→ **Written request**:
Find all the lines with "will" and gather them.

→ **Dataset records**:
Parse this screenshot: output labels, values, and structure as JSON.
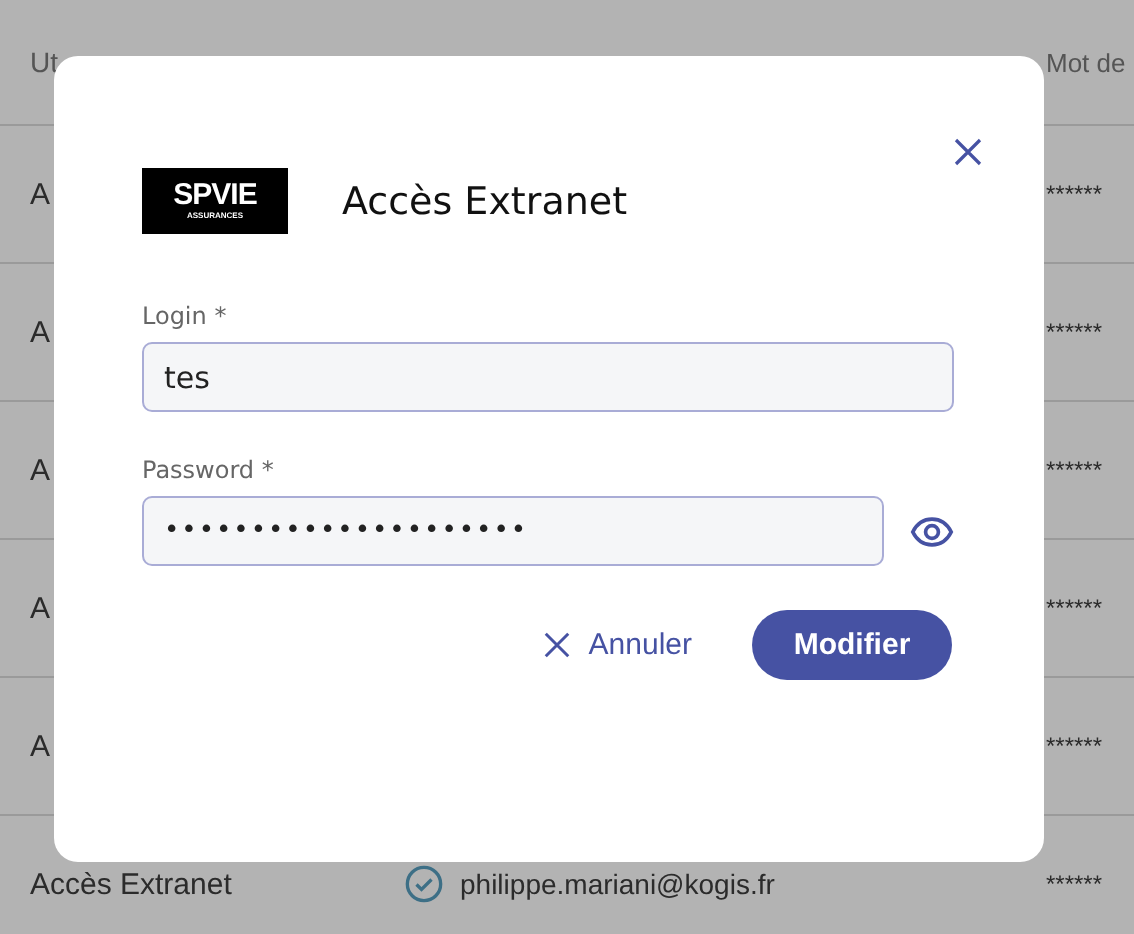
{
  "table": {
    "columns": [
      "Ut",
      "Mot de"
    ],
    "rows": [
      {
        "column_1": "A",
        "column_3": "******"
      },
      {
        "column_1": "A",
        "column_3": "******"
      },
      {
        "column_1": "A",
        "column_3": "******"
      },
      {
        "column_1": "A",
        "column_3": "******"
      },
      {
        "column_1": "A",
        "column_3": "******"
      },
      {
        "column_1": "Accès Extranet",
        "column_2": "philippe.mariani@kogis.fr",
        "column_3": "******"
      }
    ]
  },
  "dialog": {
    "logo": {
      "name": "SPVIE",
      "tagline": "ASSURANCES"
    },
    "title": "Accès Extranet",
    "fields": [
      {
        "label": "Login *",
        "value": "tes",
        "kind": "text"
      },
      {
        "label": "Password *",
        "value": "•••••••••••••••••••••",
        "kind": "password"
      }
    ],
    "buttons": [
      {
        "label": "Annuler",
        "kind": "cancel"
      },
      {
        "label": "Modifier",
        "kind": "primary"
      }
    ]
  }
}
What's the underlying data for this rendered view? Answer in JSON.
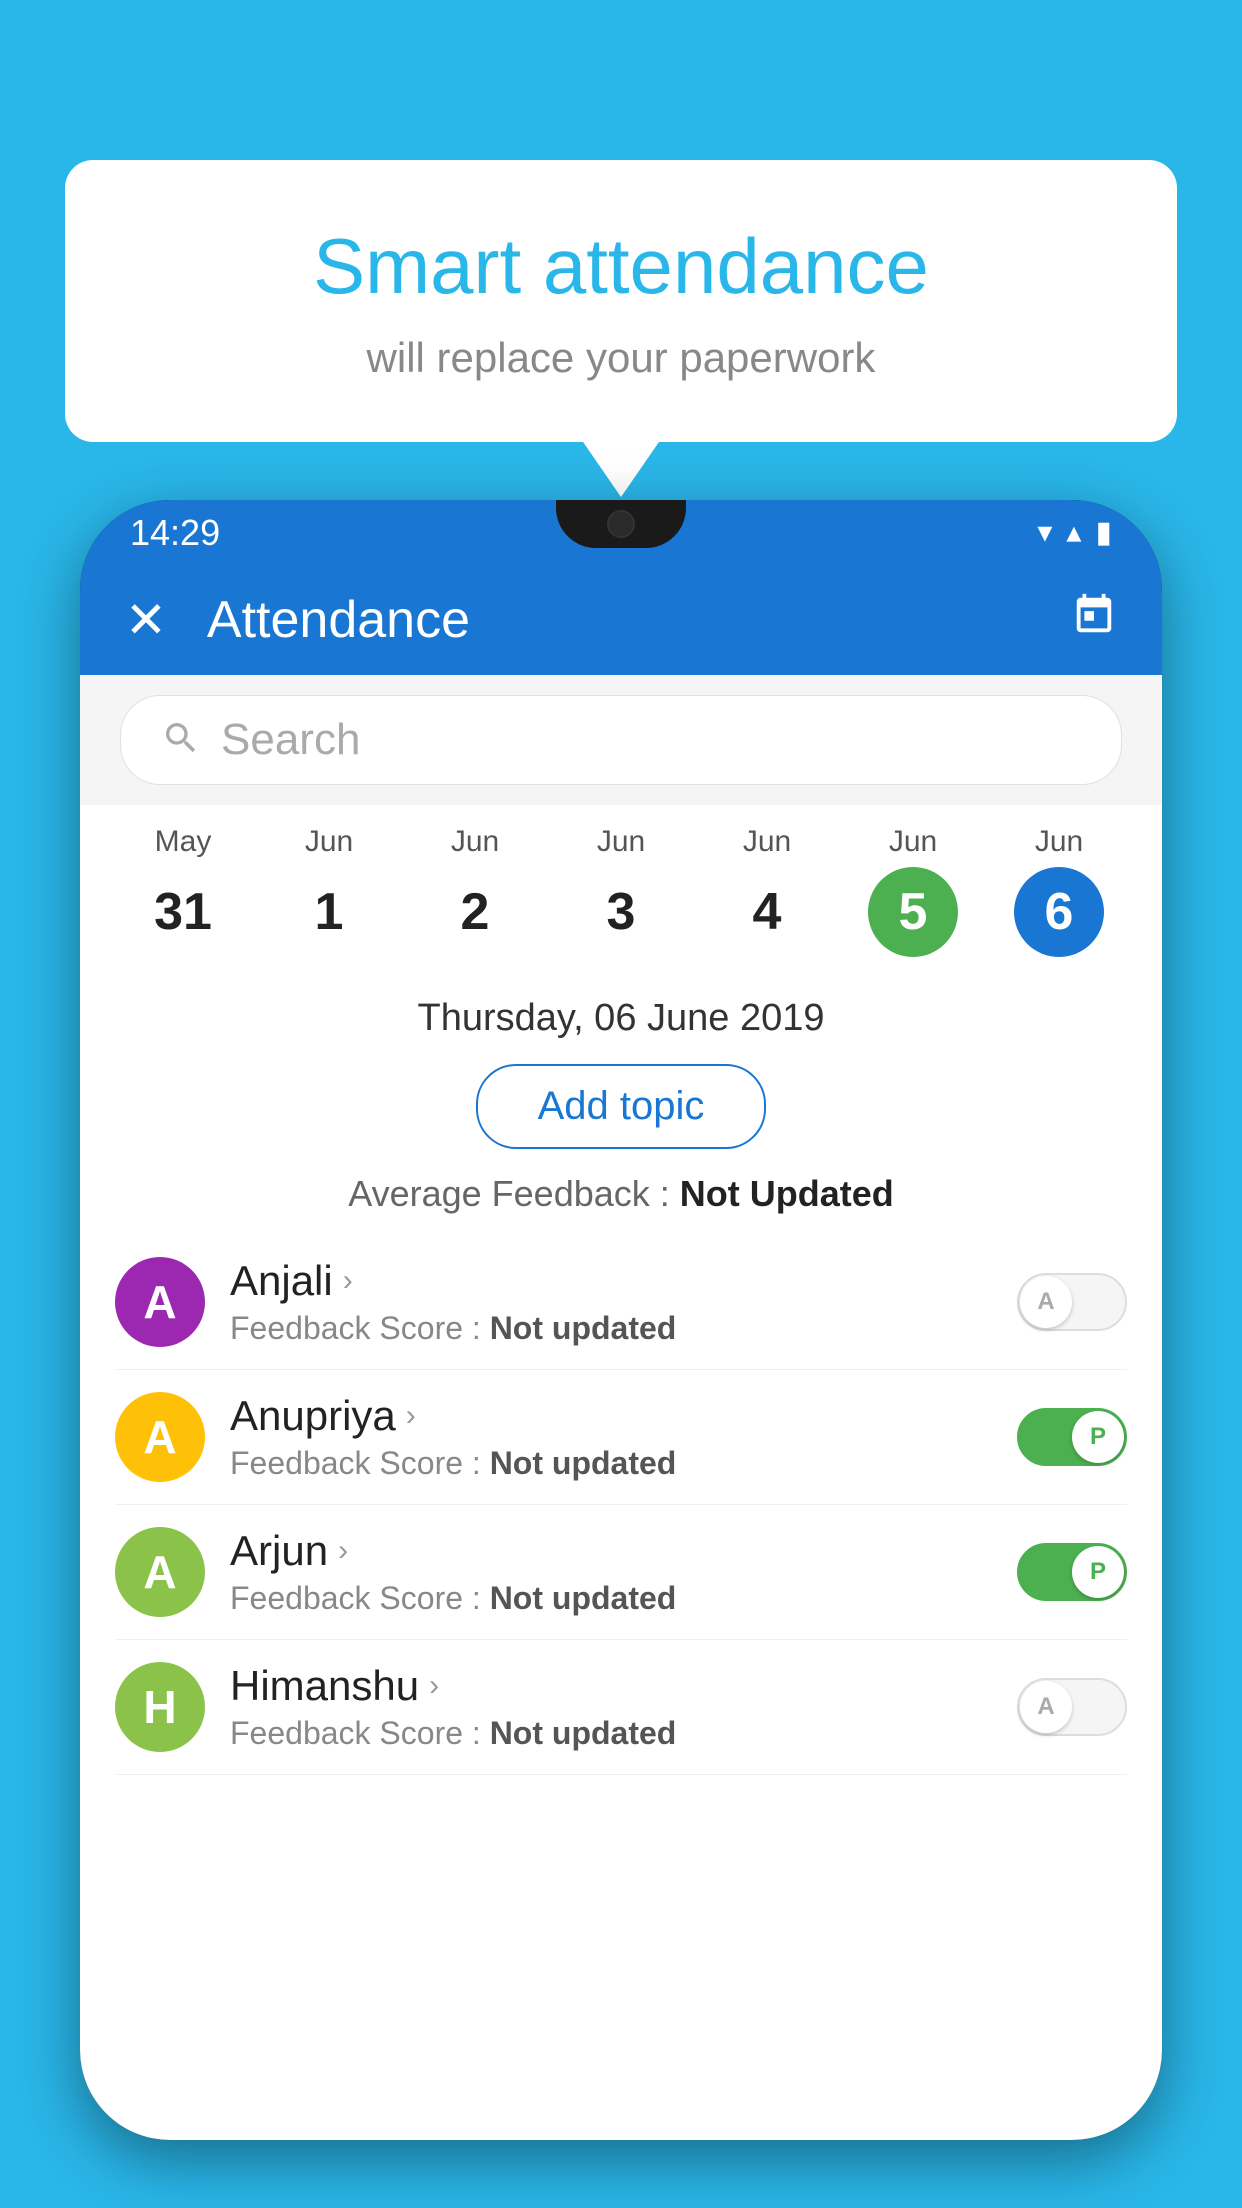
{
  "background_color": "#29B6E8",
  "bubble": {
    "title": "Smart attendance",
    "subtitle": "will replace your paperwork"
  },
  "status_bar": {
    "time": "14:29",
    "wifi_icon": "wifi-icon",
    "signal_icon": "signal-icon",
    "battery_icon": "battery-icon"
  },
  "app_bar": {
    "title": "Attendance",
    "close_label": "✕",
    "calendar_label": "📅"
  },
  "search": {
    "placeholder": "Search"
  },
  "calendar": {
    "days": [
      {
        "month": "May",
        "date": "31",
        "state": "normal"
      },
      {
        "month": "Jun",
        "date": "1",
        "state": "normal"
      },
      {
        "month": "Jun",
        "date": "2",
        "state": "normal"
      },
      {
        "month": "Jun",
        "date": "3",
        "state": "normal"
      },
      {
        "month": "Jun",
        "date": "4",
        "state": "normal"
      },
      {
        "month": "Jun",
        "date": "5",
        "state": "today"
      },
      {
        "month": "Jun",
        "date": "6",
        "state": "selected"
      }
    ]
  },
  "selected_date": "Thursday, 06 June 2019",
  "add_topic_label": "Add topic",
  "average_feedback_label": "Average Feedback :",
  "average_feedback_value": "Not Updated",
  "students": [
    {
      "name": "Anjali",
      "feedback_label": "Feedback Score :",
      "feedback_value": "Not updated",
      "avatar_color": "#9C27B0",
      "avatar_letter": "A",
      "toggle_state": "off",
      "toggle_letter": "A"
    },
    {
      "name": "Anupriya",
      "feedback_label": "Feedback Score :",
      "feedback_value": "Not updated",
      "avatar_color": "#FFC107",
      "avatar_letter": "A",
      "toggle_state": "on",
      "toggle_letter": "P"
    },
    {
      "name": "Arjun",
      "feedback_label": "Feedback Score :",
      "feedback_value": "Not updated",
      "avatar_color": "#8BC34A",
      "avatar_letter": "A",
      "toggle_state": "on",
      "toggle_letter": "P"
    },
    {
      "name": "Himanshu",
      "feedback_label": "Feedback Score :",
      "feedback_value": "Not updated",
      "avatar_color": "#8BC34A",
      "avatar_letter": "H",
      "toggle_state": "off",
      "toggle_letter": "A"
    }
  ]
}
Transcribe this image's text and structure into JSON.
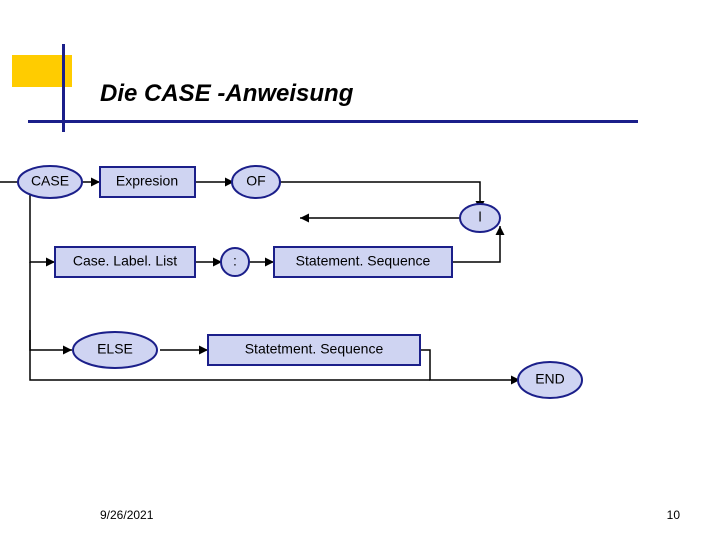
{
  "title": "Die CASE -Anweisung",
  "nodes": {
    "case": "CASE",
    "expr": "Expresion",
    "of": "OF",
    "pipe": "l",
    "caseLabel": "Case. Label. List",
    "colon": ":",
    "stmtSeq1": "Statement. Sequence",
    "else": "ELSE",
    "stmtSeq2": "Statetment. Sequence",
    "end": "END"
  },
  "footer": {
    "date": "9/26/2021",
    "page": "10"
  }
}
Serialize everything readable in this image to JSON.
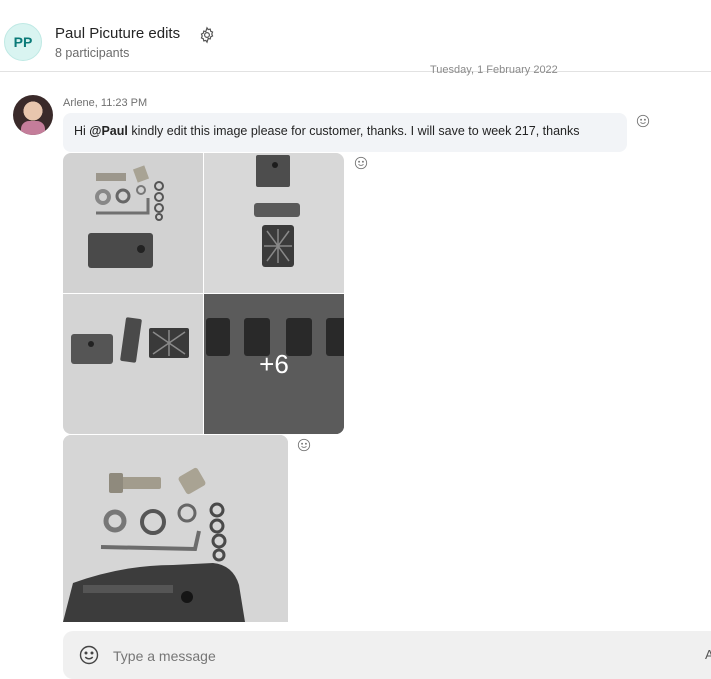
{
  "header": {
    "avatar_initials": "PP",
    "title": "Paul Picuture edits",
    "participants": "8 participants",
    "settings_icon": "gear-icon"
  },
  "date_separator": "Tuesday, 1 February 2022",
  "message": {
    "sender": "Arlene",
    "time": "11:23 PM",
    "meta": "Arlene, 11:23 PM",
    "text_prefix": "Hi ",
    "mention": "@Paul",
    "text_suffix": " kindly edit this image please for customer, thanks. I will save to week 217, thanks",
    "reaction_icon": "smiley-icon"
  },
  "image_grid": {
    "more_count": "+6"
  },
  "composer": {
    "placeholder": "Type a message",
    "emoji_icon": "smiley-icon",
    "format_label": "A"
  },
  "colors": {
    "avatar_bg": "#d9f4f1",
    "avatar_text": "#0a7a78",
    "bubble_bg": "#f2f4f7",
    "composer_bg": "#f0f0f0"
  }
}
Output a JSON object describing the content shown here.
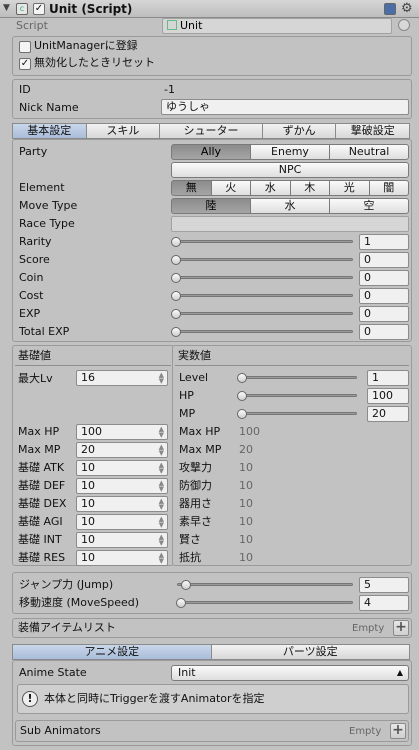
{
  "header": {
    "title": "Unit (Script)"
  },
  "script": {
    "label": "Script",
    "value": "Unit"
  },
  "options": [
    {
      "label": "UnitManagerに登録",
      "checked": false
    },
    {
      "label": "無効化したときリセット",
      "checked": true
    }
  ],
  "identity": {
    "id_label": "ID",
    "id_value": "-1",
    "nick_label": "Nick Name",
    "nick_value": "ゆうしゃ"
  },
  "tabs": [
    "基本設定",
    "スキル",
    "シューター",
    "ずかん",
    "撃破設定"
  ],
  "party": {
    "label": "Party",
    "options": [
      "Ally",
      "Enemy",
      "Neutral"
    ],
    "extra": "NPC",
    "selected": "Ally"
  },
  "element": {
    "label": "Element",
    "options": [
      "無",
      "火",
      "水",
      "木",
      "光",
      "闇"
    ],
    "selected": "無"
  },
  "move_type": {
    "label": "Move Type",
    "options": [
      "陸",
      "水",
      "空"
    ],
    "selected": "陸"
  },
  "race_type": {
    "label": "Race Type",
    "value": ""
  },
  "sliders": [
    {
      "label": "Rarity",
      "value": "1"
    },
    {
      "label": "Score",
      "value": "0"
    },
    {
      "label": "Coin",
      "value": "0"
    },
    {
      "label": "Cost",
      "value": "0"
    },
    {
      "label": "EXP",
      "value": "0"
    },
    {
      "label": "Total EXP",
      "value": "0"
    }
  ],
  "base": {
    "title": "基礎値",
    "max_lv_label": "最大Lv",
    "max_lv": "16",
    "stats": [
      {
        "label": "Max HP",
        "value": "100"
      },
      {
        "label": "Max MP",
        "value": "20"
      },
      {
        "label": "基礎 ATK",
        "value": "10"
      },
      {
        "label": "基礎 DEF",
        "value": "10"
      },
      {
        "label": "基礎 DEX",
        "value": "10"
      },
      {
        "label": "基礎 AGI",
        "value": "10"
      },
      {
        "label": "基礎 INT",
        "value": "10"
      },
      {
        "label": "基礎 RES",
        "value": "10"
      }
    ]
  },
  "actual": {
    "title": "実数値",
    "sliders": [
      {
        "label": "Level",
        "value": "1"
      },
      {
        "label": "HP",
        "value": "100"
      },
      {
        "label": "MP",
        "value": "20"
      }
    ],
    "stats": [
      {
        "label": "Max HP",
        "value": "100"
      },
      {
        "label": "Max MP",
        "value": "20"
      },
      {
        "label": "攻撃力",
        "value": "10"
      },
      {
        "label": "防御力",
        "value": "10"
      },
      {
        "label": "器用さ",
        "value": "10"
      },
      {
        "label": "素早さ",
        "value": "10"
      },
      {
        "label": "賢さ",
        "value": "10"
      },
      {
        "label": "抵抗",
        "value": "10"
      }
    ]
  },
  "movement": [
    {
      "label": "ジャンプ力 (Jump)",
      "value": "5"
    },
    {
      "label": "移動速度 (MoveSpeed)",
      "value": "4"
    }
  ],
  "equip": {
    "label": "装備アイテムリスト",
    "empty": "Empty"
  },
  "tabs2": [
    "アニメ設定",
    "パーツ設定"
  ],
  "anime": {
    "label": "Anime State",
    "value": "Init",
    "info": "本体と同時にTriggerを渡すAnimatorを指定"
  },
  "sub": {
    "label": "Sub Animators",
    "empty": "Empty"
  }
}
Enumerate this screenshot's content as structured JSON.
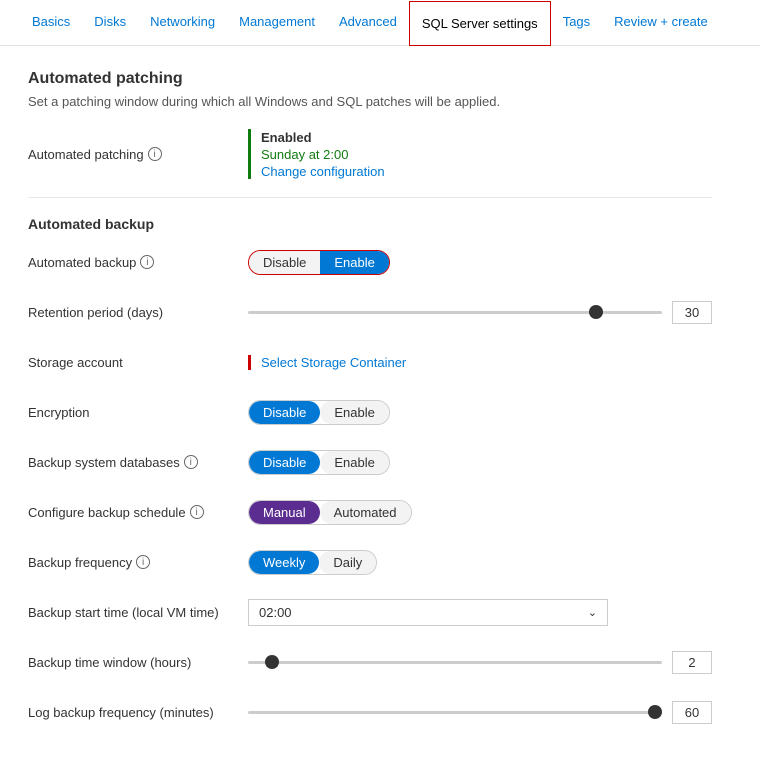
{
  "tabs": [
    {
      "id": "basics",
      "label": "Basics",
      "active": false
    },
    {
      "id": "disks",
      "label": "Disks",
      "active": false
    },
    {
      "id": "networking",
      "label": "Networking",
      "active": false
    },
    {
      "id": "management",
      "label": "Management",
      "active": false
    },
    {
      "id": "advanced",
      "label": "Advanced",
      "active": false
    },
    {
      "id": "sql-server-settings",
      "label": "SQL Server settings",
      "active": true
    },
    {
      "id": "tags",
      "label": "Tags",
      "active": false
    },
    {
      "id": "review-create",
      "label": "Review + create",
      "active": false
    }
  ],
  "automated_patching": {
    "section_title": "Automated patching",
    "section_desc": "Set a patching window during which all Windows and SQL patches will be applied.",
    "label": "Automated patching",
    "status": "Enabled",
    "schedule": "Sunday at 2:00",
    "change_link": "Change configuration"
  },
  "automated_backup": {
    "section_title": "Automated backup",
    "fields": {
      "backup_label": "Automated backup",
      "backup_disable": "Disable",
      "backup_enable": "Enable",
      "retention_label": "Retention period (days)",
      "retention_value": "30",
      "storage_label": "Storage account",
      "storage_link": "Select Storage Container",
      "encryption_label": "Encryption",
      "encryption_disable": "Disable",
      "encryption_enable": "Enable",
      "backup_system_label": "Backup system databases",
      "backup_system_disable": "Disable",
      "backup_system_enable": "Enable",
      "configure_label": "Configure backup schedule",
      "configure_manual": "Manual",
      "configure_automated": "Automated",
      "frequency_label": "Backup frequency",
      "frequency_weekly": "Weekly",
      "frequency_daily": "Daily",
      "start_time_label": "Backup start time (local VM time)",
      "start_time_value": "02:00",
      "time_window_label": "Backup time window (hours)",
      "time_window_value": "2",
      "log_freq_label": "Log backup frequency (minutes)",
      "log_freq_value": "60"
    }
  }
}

→ **Complete output**:
    "subtitle": "will replace your paperwork"
    "text_suffix": " kindly edit this image please for customer, thanks. I will save to week 217, thanks",
    "section_desc": "Set a patching window during which all Windows and SQL patches will be applied.",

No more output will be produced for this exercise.